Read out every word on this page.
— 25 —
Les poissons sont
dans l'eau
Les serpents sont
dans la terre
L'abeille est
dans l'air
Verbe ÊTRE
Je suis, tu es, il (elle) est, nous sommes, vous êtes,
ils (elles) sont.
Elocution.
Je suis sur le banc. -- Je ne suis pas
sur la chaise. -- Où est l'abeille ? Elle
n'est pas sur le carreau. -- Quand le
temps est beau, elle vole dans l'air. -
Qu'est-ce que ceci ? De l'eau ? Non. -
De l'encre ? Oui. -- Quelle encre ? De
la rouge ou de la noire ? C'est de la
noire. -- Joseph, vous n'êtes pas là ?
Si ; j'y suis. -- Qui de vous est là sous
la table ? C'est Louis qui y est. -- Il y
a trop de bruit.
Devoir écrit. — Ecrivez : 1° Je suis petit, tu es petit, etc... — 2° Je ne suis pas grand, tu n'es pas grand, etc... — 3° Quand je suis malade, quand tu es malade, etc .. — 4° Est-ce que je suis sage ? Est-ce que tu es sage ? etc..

---

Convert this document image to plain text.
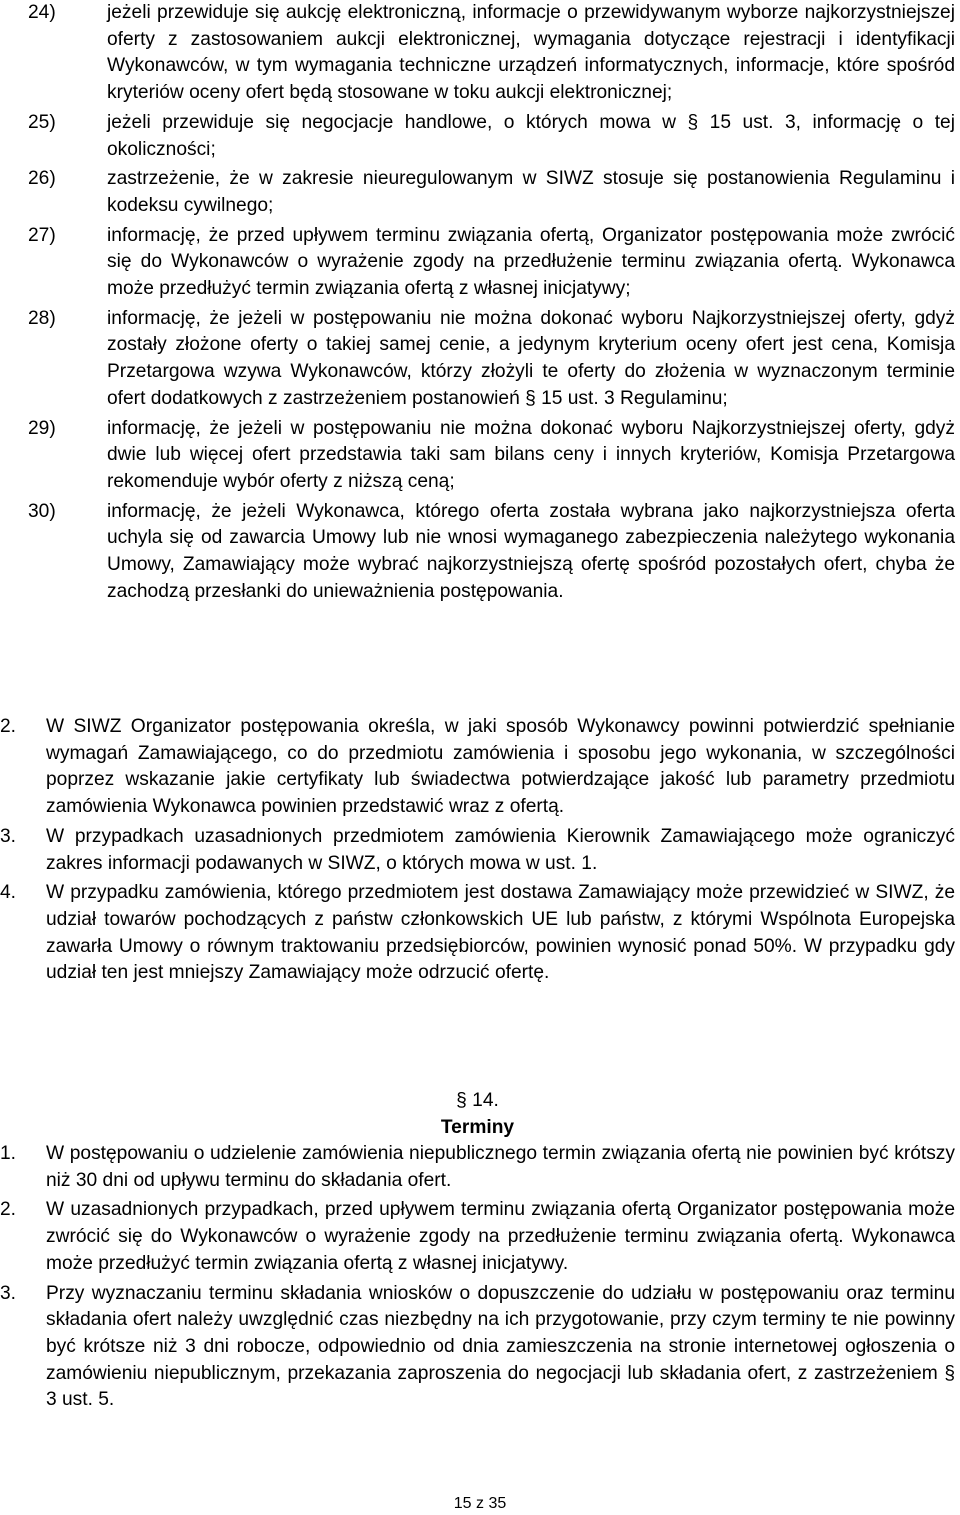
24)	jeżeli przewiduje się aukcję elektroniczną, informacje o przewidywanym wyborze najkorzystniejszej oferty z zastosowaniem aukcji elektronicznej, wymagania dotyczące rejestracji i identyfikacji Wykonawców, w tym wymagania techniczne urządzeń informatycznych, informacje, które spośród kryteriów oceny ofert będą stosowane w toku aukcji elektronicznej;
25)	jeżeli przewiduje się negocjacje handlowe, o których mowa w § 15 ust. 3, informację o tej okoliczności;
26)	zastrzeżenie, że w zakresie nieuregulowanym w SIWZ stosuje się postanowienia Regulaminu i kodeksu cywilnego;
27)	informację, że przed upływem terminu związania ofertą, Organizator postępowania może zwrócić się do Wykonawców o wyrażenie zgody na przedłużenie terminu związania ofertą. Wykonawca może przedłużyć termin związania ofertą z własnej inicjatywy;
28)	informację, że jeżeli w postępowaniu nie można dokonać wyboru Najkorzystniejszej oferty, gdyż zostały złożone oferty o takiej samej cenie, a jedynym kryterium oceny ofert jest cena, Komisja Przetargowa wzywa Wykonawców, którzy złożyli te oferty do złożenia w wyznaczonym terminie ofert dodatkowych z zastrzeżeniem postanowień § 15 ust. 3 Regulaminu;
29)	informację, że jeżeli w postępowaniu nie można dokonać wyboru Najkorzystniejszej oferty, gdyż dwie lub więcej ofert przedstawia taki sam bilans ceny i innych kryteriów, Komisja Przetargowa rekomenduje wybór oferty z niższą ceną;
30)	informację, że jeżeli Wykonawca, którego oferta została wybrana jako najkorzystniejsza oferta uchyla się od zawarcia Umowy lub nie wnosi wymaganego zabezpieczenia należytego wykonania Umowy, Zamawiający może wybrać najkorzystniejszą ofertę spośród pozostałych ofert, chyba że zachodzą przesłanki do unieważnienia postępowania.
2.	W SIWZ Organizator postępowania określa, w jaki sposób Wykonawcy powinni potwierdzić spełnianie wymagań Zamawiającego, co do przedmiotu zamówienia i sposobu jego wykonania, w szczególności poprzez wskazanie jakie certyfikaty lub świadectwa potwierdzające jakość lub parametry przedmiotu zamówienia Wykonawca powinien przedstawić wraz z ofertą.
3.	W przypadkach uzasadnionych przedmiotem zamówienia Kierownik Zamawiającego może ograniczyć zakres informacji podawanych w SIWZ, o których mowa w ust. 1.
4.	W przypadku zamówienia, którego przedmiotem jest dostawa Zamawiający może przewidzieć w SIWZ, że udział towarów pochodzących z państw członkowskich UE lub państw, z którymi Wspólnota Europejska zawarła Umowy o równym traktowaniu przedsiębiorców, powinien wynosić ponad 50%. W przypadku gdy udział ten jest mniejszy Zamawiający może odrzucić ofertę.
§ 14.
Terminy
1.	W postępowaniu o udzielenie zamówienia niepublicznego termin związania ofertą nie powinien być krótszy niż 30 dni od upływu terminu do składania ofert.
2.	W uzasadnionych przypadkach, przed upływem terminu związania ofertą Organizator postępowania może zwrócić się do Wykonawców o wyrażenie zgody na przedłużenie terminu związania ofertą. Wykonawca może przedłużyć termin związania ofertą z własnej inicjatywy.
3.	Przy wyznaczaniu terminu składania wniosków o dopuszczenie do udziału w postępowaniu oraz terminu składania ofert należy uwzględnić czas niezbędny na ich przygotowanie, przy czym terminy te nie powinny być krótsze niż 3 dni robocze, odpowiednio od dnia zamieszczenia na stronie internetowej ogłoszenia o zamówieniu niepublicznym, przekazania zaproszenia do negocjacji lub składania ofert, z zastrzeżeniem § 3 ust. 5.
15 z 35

Directions
Copy each line of the listing in which the word "oceny" can be found.

Written answer
24)	jeżeli przewiduje się aukcję elektroniczną, informacje o przewidywanym wyborze najkorzystniejszej oferty z zastosowaniem aukcji elektronicznej, wymagania dotyczące rejestracji i identyfikacji Wykonawców, w tym wymagania techniczne urządzeń informatycznych, informacje, które spośród kryteriów oceny ofert będą stosowane w toku aukcji elektronicznej;
28)	informację, że jeżeli w postępowaniu nie można dokonać wyboru Najkorzystniejszej oferty, gdyż zostały złożone oferty o takiej samej cenie, a jedynym kryterium oceny ofert jest cena, Komisja Przetargowa wzywa Wykonawców, którzy złożyli te oferty do złożenia w wyznaczonym terminie ofert dodatkowych z zastrzeżeniem postanowień § 15 ust. 3 Regulaminu;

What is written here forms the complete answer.